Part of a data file
■ ■ ■ ■ ■ ■ ■

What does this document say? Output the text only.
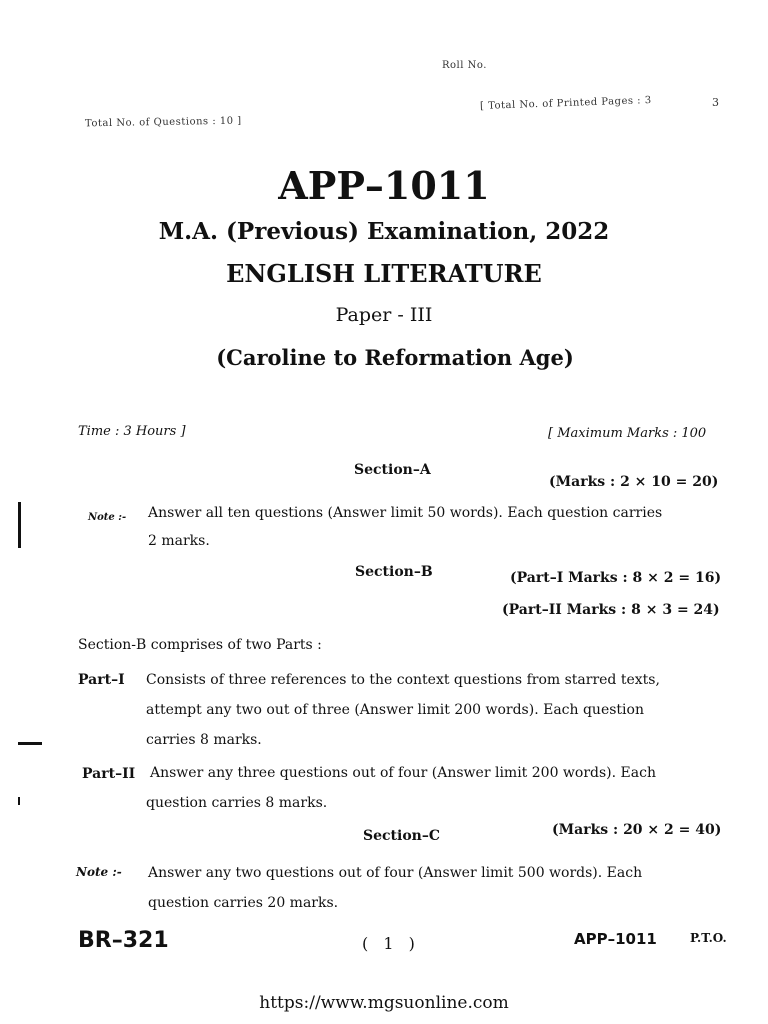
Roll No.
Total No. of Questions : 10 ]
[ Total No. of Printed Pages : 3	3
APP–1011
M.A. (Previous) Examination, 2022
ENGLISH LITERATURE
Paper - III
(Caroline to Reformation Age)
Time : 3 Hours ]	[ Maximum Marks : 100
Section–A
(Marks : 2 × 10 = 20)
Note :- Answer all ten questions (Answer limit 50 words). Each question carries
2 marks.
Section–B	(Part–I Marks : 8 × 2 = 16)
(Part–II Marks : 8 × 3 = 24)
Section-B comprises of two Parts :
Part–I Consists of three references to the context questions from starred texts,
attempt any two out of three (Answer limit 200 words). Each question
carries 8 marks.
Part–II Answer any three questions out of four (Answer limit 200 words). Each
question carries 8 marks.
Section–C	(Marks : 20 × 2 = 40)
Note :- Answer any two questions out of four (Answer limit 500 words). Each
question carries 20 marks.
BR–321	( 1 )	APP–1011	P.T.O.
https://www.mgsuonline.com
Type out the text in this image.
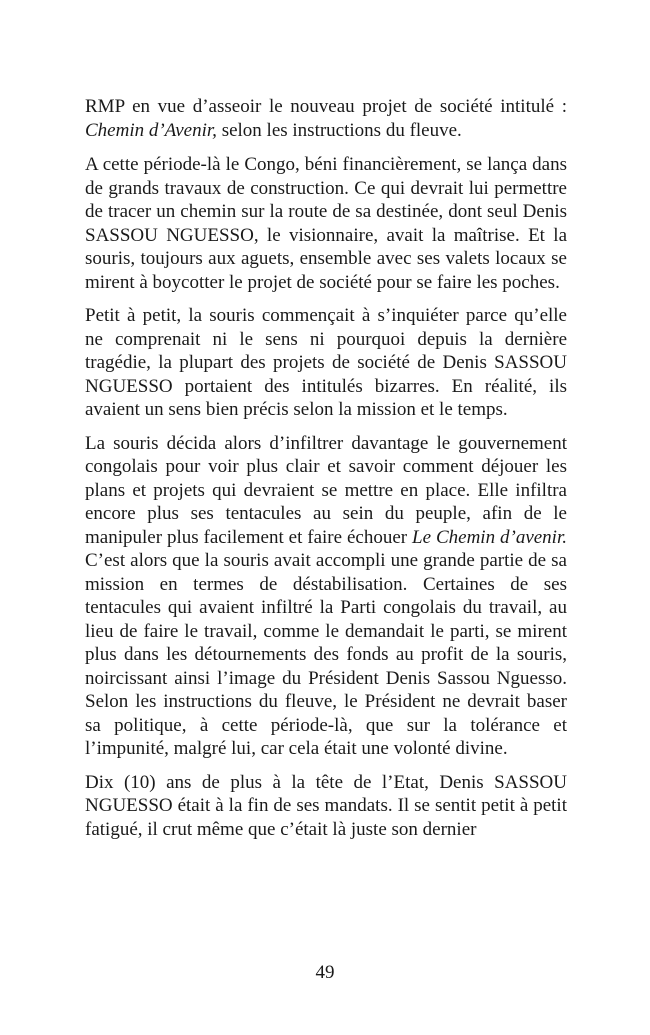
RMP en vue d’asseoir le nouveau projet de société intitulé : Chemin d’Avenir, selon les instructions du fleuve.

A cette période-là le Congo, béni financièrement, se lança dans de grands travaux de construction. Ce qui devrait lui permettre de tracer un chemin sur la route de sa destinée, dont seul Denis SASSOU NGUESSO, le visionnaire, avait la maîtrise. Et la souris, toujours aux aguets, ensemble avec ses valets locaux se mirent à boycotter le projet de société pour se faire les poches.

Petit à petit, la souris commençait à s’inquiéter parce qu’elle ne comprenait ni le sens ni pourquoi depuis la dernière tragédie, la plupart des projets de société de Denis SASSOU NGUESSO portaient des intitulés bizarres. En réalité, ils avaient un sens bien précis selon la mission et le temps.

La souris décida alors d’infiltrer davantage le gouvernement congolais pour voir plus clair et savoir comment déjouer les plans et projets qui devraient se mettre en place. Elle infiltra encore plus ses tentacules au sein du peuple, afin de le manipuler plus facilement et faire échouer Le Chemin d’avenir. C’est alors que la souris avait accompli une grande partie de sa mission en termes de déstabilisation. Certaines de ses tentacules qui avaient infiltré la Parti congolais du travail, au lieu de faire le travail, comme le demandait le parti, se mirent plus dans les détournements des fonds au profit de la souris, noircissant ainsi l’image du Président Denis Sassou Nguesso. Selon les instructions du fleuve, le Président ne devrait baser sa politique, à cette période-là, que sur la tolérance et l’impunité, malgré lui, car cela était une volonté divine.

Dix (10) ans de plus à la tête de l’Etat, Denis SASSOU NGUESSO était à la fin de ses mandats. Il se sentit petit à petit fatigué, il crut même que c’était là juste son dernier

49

■ ■ ■ ■ ■ ■ ■

Work required: Gather and return every line that holds the string "this".

Output of the task:
What does this document say? Output the text only.
Type out the text in this image.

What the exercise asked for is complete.